• _Stated exercise_:
Give a verbatim copy of the lines below, minus the pictures.

-------- Data rows --------

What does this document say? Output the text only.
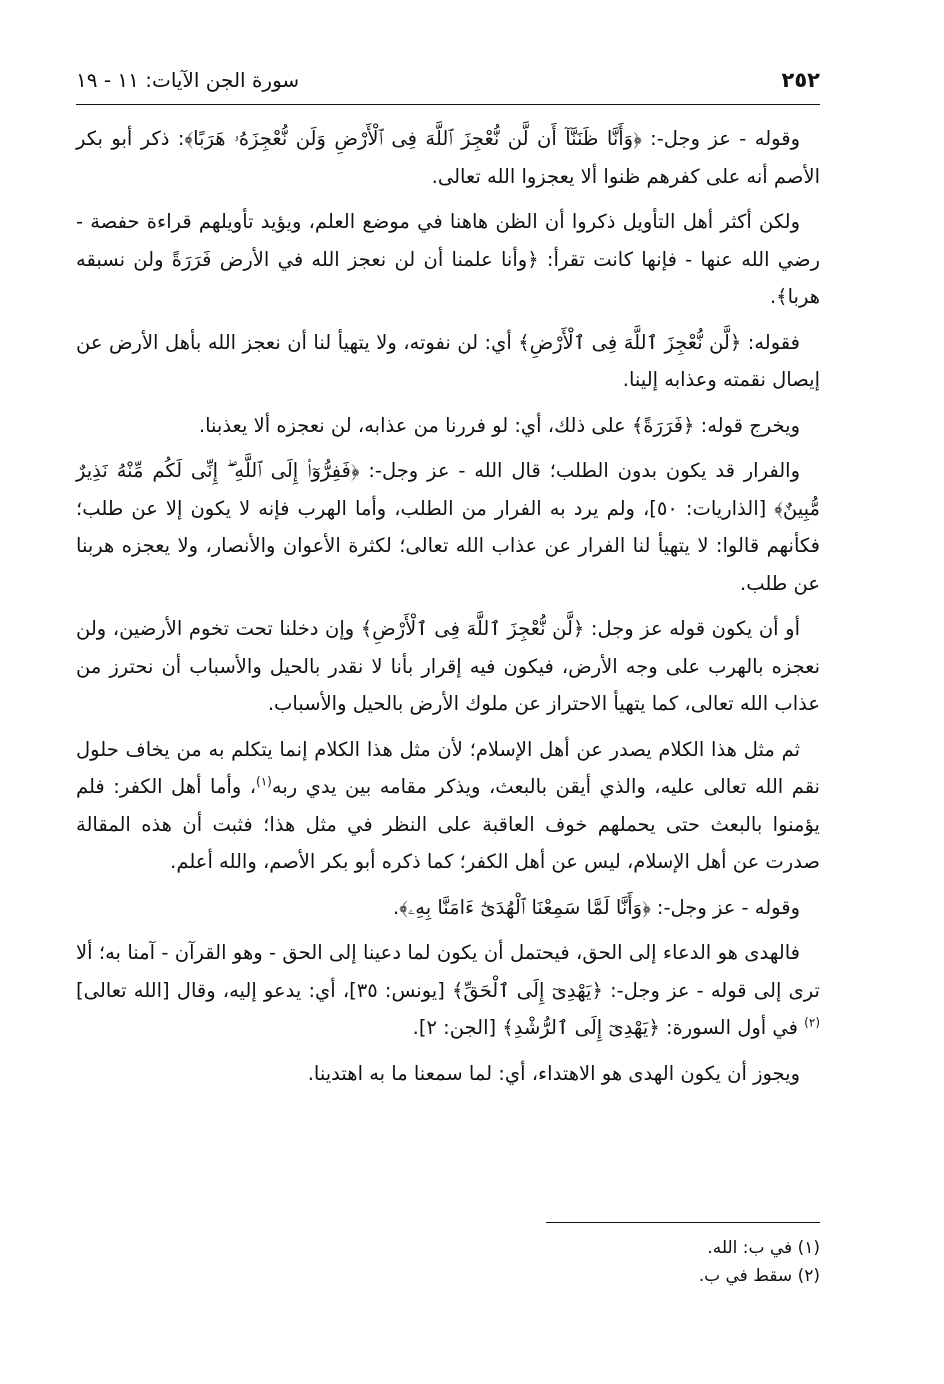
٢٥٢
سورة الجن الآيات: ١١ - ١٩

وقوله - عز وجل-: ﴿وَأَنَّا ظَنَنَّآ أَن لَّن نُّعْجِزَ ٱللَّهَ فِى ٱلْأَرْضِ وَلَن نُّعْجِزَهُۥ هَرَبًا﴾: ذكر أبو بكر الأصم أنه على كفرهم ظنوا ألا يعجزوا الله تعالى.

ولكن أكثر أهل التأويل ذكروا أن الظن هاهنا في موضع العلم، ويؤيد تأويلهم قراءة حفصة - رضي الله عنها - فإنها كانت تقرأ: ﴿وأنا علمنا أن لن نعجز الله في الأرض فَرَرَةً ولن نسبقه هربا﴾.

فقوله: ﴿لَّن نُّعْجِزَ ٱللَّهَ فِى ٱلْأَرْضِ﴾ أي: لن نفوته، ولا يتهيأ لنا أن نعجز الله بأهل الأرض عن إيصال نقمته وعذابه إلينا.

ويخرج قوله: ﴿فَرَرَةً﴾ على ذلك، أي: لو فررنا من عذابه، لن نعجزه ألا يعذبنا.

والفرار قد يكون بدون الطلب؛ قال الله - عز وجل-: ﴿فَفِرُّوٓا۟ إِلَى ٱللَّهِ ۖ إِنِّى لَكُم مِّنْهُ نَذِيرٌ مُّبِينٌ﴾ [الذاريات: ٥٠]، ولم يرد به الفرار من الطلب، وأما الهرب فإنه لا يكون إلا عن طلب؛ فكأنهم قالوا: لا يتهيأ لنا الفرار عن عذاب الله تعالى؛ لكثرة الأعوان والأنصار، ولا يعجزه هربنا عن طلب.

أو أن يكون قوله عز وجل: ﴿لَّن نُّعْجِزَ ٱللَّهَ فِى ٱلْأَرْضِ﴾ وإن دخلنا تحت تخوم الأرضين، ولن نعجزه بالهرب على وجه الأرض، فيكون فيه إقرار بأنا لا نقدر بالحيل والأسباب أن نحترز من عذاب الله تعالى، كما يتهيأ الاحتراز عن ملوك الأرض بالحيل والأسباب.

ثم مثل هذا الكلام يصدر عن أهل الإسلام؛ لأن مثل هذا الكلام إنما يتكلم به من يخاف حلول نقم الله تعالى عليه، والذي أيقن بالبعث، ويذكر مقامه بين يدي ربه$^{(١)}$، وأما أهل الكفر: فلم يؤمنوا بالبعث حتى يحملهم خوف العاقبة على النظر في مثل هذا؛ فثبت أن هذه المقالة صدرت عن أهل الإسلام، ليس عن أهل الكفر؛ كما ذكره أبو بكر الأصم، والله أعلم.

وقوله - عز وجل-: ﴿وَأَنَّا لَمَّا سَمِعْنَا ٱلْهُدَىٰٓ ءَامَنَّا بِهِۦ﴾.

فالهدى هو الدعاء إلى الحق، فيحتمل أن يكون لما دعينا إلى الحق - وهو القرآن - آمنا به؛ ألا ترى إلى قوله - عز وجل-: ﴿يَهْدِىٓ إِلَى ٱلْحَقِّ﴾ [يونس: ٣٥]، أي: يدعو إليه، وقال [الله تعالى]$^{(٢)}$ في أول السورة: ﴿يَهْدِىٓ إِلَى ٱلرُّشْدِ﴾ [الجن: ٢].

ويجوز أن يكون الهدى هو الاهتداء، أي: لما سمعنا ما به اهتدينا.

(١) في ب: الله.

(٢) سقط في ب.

--------

• _Solution for this exercise_:
What does this document say? Output the text only.
٢٥٢
سورة الجن الآيات: ١١ - ١٩

وقوله - عز وجل-: ﴿وَأَنَّا ظَنَنَّآ أَن لَّن نُّعْجِزَ ٱللَّهَ فِى ٱلْأَرْضِ وَلَن نُّعْجِزَهُۥ هَرَبًا﴾: ذكر أبو بكر الأصم أنه على كفرهم ظنوا ألا يعجزوا الله تعالى.

ولكن أكثر أهل التأويل ذكروا أن الظن هاهنا في موضع العلم، ويؤيد تأويلهم قراءة حفصة - رضي الله عنها - فإنها كانت تقرأ: ﴿وأنا علمنا أن لن نعجز الله في الأرض فَرَرَةً ولن نسبقه هربا﴾.

فقوله: ﴿لَّن نُّعْجِزَ ٱللَّهَ فِى ٱلْأَرْضِ﴾ أي: لن نفوته، ولا يتهيأ لنا أن نعجز الله بأهل الأرض عن إيصال نقمته وعذابه إلينا.

ويخرج قوله: ﴿فَرَرَةً﴾ على ذلك، أي: لو فررنا من عذابه، لن نعجزه ألا يعذبنا.

والفرار قد يكون بدون الطلب؛ قال الله - عز وجل-: ﴿فَفِرُّوٓا۟ إِلَى ٱللَّهِ ۖ إِنِّى لَكُم مِّنْهُ نَذِيرٌ مُّبِينٌ﴾ [الذاريات: ٥٠]، ولم يرد به الفرار من الطلب، وأما الهرب فإنه لا يكون إلا عن طلب؛ فكأنهم قالوا: لا يتهيأ لنا الفرار عن عذاب الله تعالى؛ لكثرة الأعوان والأنصار، ولا يعجزه هربنا عن طلب.

أو أن يكون قوله عز وجل: ﴿لَّن نُّعْجِزَ ٱللَّهَ فِى ٱلْأَرْضِ﴾ وإن دخلنا تحت تخوم الأرضين، ولن نعجزه بالهرب على وجه الأرض، فيكون فيه إقرار بأنا لا نقدر بالحيل والأسباب أن نحترز من عذاب الله تعالى، كما يتهيأ الاحتراز عن ملوك الأرض بالحيل والأسباب.

ثم مثل هذا الكلام يصدر عن أهل الإسلام؛ لأن مثل هذا الكلام إنما يتكلم به من يخاف حلول نقم الله تعالى عليه، والذي أيقن بالبعث، ويذكر مقامه بين يدي ربه$^{(١)}$، وأما أهل الكفر: فلم يؤمنوا بالبعث حتى يحملهم خوف العاقبة على النظر في مثل هذا؛ فثبت أن هذه المقالة صدرت عن أهل الإسلام، ليس عن أهل الكفر؛ كما ذكره أبو بكر الأصم، والله أعلم.

وقوله - عز وجل-: ﴿وَأَنَّا لَمَّا سَمِعْنَا ٱلْهُدَىٰٓ ءَامَنَّا بِهِۦ﴾.

فالهدى هو الدعاء إلى الحق، فيحتمل أن يكون لما دعينا إلى الحق - وهو القرآن - آمنا به؛ ألا ترى إلى قوله - عز وجل-: ﴿يَهْدِىٓ إِلَى ٱلْحَقِّ﴾ [يونس: ٣٥]، أي: يدعو إليه، وقال [الله تعالى]$^{(٢)}$ في أول السورة: ﴿يَهْدِىٓ إِلَى ٱلرُّشْدِ﴾ [الجن: ٢].

ويجوز أن يكون الهدى هو الاهتداء، أي: لما سمعنا ما به اهتدينا.

(١) في ب: الله.

(٢) سقط في ب.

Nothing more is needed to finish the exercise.